→ Stated goal
Find how many lines in the material contain "this"; your answer should be that number alone.

(Dataset records)
──────
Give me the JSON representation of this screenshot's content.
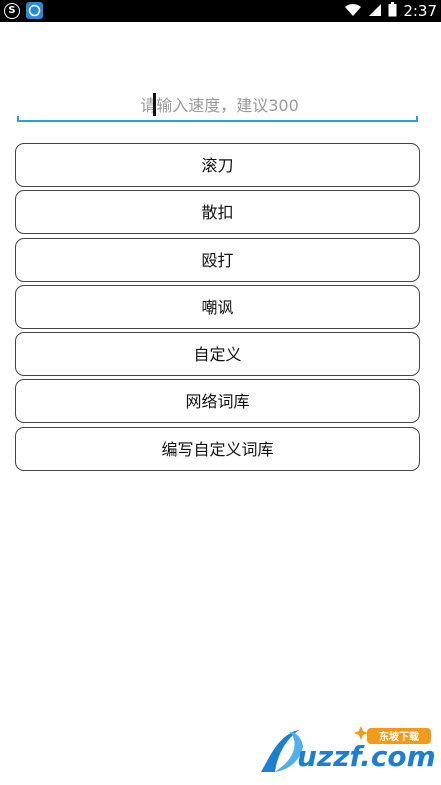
{
  "status_bar": {
    "time": "2:37",
    "left_icons": [
      "sogou-icon",
      "app-icon"
    ],
    "right_icons": [
      "wifi-icon",
      "signal-icon",
      "battery-icon"
    ],
    "sogou_glyph": "S"
  },
  "speed_input": {
    "placeholder": "请输入速度，建议300",
    "value": ""
  },
  "buttons": [
    {
      "label": "滚刀"
    },
    {
      "label": "散扣"
    },
    {
      "label": "殴打"
    },
    {
      "label": "嘲讽"
    },
    {
      "label": "自定义"
    },
    {
      "label": "网络词库"
    },
    {
      "label": "编写自定义词库"
    }
  ],
  "watermark": {
    "logo_text": "uzzf.com",
    "tag_text": "东坡下载"
  },
  "colors": {
    "accent": "#2aa2c9",
    "status_bar": "#000000",
    "watermark_blue": "#1e7fd0",
    "watermark_orange": "#f29a1a"
  }
}
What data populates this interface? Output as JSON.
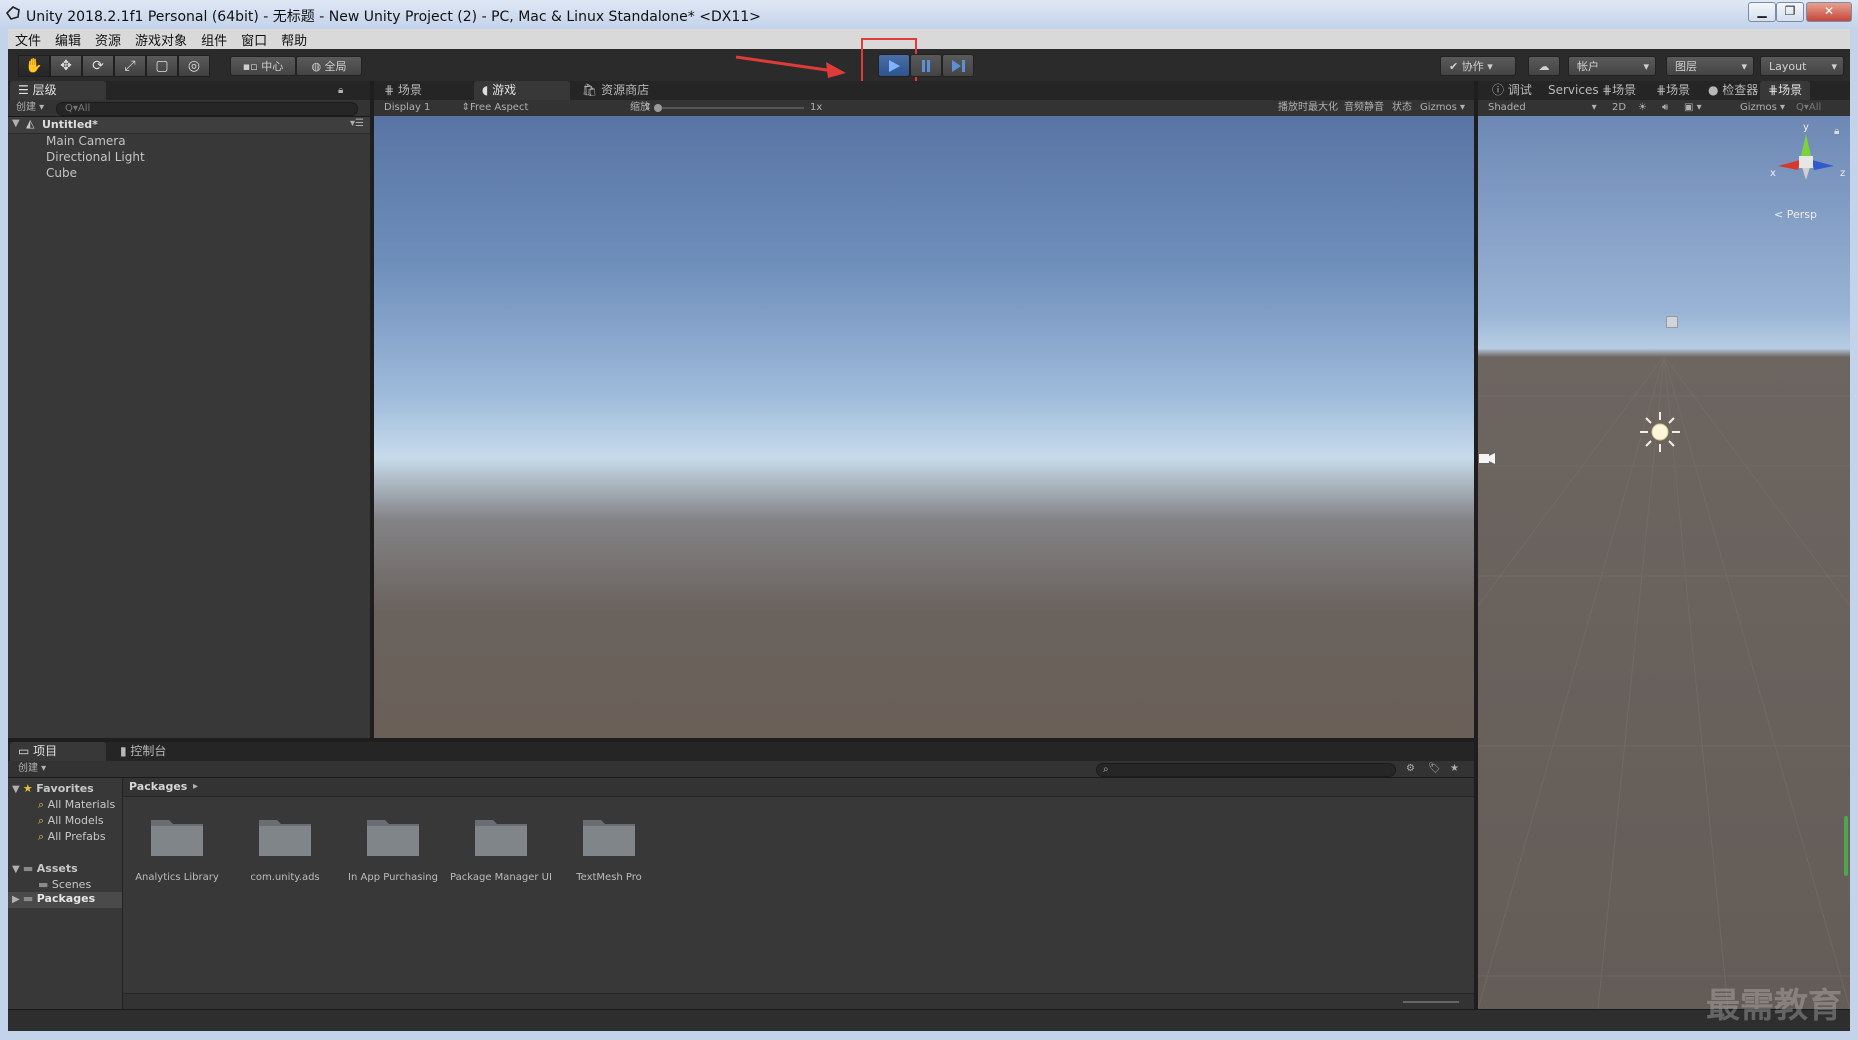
──────
→ Expected output
2